* start Data extract *
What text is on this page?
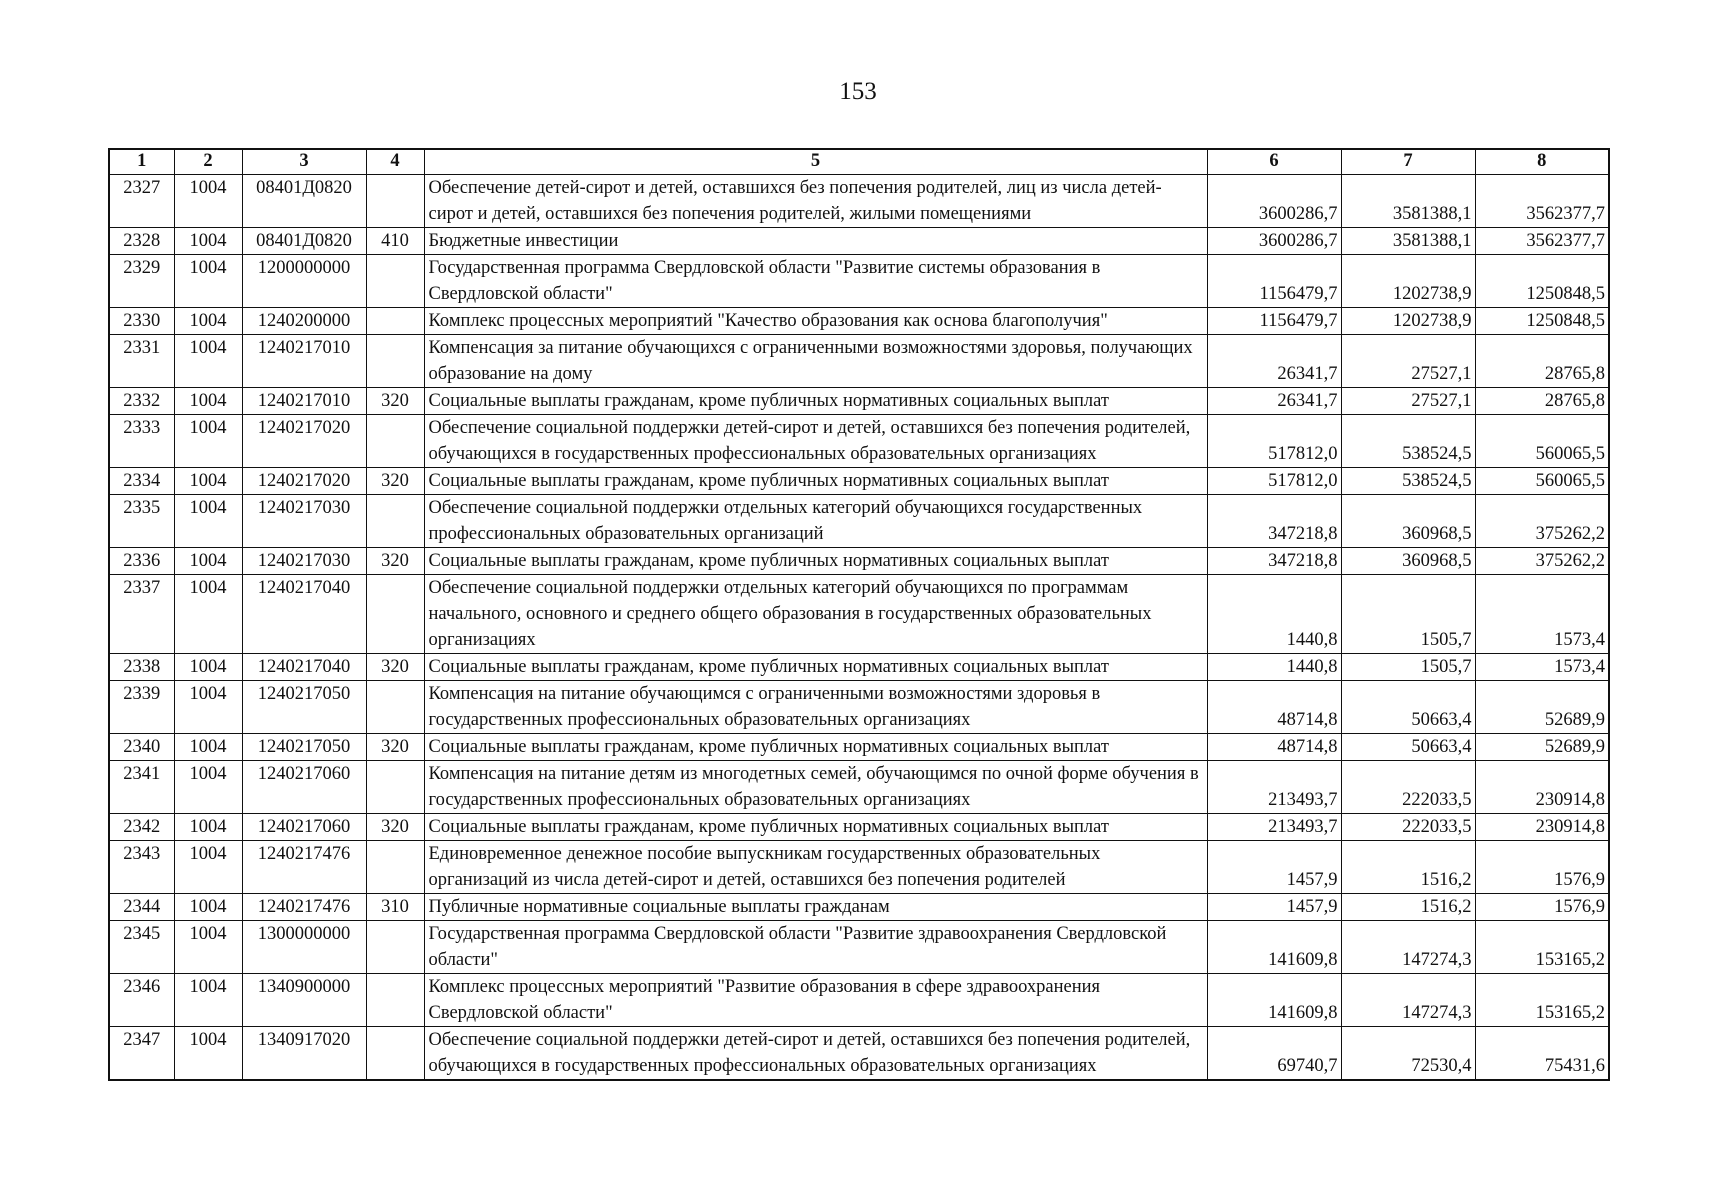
153
1	2	3	4	5	6	7	8
2327	1004	08401Д0820		Обеспечение детей-сирот и детей, оставшихся без попечения родителей, лиц из числа детей-сирот и детей, оставшихся без попечения родителей, жилыми помещениями	3600286,7	3581388,1	3562377,7
2328	1004	08401Д0820	410	Бюджетные инвестиции	3600286,7	3581388,1	3562377,7
2329	1004	1200000000		Государственная программа Свердловской области "Развитие системы образования в Свердловской области"	1156479,7	1202738,9	1250848,5
2330	1004	1240200000		Комплекс процессных мероприятий "Качество образования как основа благополучия"	1156479,7	1202738,9	1250848,5
2331	1004	1240217010		Компенсация за питание обучающихся с ограниченными возможностями здоровья, получающих образование на дому	26341,7	27527,1	28765,8
2332	1004	1240217010	320	Социальные выплаты гражданам, кроме публичных нормативных социальных выплат	26341,7	27527,1	28765,8
2333	1004	1240217020		Обеспечение социальной поддержки детей-сирот и детей, оставшихся без попечения родителей, обучающихся в государственных профессиональных образовательных организациях	517812,0	538524,5	560065,5
2334	1004	1240217020	320	Социальные выплаты гражданам, кроме публичных нормативных социальных выплат	517812,0	538524,5	560065,5
2335	1004	1240217030		Обеспечение социальной поддержки отдельных категорий обучающихся государственных профессиональных образовательных организаций	347218,8	360968,5	375262,2
2336	1004	1240217030	320	Социальные выплаты гражданам, кроме публичных нормативных социальных выплат	347218,8	360968,5	375262,2
2337	1004	1240217040		Обеспечение социальной поддержки отдельных категорий обучающихся по программам начального, основного и среднего общего образования в государственных образовательных организациях	1440,8	1505,7	1573,4
2338	1004	1240217040	320	Социальные выплаты гражданам, кроме публичных нормативных социальных выплат	1440,8	1505,7	1573,4
2339	1004	1240217050		Компенсация на питание обучающимся с ограниченными возможностями здоровья в государственных профессиональных образовательных организациях	48714,8	50663,4	52689,9
2340	1004	1240217050	320	Социальные выплаты гражданам, кроме публичных нормативных социальных выплат	48714,8	50663,4	52689,9
2341	1004	1240217060		Компенсация на питание детям из многодетных семей, обучающимся по очной форме обучения в государственных профессиональных образовательных организациях	213493,7	222033,5	230914,8
2342	1004	1240217060	320	Социальные выплаты гражданам, кроме публичных нормативных социальных выплат	213493,7	222033,5	230914,8
2343	1004	1240217476		Единовременное денежное пособие выпускникам государственных образовательных организаций из числа детей-сирот и детей, оставшихся без попечения родителей	1457,9	1516,2	1576,9
2344	1004	1240217476	310	Публичные нормативные социальные выплаты гражданам	1457,9	1516,2	1576,9
2345	1004	1300000000		Государственная программа Свердловской области "Развитие здравоохранения Свердловской области"	141609,8	147274,3	153165,2
2346	1004	1340900000		Комплекс процессных мероприятий "Развитие образования в сфере здравоохранения Свердловской области"	141609,8	147274,3	153165,2
2347	1004	1340917020		Обеспечение социальной поддержки детей-сирот и детей, оставшихся без попечения родителей, обучающихся в государственных профессиональных образовательных организациях	69740,7	72530,4	75431,6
* end Data extract *
Set down the complete material exactly, but do not include the images.

## [Full solution]
What text is on this page?
153
1	2	3	4	5	6	7	8
2327	1004	08401Д0820		Обеспечение детей-сирот и детей, оставшихся без попечения родителей, лиц из числа детей-сирот и детей, оставшихся без попечения родителей, жилыми помещениями	3600286,7	3581388,1	3562377,7
2328	1004	08401Д0820	410	Бюджетные инвестиции	3600286,7	3581388,1	3562377,7
2329	1004	1200000000		Государственная программа Свердловской области "Развитие системы образования в Свердловской области"	1156479,7	1202738,9	1250848,5
2330	1004	1240200000		Комплекс процессных мероприятий "Качество образования как основа благополучия"	1156479,7	1202738,9	1250848,5
2331	1004	1240217010		Компенсация за питание обучающихся с ограниченными возможностями здоровья, получающих образование на дому	26341,7	27527,1	28765,8
2332	1004	1240217010	320	Социальные выплаты гражданам, кроме публичных нормативных социальных выплат	26341,7	27527,1	28765,8
2333	1004	1240217020		Обеспечение социальной поддержки детей-сирот и детей, оставшихся без попечения родителей, обучающихся в государственных профессиональных образовательных организациях	517812,0	538524,5	560065,5
2334	1004	1240217020	320	Социальные выплаты гражданам, кроме публичных нормативных социальных выплат	517812,0	538524,5	560065,5
2335	1004	1240217030		Обеспечение социальной поддержки отдельных категорий обучающихся государственных профессиональных образовательных организаций	347218,8	360968,5	375262,2
2336	1004	1240217030	320	Социальные выплаты гражданам, кроме публичных нормативных социальных выплат	347218,8	360968,5	375262,2
2337	1004	1240217040		Обеспечение социальной поддержки отдельных категорий обучающихся по программам начального, основного и среднего общего образования в государственных образовательных организациях	1440,8	1505,7	1573,4
2338	1004	1240217040	320	Социальные выплаты гражданам, кроме публичных нормативных социальных выплат	1440,8	1505,7	1573,4
2339	1004	1240217050		Компенсация на питание обучающимся с ограниченными возможностями здоровья в государственных профессиональных образовательных организациях	48714,8	50663,4	52689,9
2340	1004	1240217050	320	Социальные выплаты гражданам, кроме публичных нормативных социальных выплат	48714,8	50663,4	52689,9
2341	1004	1240217060		Компенсация на питание детям из многодетных семей, обучающимся по очной форме обучения в государственных профессиональных образовательных организациях	213493,7	222033,5	230914,8
2342	1004	1240217060	320	Социальные выплаты гражданам, кроме публичных нормативных социальных выплат	213493,7	222033,5	230914,8
2343	1004	1240217476		Единовременное денежное пособие выпускникам государственных образовательных организаций из числа детей-сирот и детей, оставшихся без попечения родителей	1457,9	1516,2	1576,9
2344	1004	1240217476	310	Публичные нормативные социальные выплаты гражданам	1457,9	1516,2	1576,9
2345	1004	1300000000		Государственная программа Свердловской области "Развитие здравоохранения Свердловской области"	141609,8	147274,3	153165,2
2346	1004	1340900000		Комплекс процессных мероприятий "Развитие образования в сфере здравоохранения Свердловской области"	141609,8	147274,3	153165,2
2347	1004	1340917020		Обеспечение социальной поддержки детей-сирот и детей, оставшихся без попечения родителей, обучающихся в государственных профессиональных образовательных организациях	69740,7	72530,4	75431,6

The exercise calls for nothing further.